TASK STATEMENT: How many lines in the listing below include the word "label"? Answer with the number and nothing else.

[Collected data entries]
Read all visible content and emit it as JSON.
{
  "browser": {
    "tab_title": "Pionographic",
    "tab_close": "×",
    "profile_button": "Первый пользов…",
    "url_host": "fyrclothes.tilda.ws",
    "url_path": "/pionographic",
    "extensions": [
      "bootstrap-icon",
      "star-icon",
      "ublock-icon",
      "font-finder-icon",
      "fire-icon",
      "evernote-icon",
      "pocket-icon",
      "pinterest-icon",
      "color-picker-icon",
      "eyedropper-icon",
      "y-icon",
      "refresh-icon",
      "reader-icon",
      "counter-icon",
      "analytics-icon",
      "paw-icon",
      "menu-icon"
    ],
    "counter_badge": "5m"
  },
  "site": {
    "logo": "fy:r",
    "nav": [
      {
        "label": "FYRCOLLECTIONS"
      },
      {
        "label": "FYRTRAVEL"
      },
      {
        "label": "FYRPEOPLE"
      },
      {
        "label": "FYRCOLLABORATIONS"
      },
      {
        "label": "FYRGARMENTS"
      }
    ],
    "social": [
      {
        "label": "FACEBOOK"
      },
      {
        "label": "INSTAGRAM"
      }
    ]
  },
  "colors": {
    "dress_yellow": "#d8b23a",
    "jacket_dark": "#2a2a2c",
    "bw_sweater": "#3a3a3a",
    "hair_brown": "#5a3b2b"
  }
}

EXERCISE SOLUTION: 7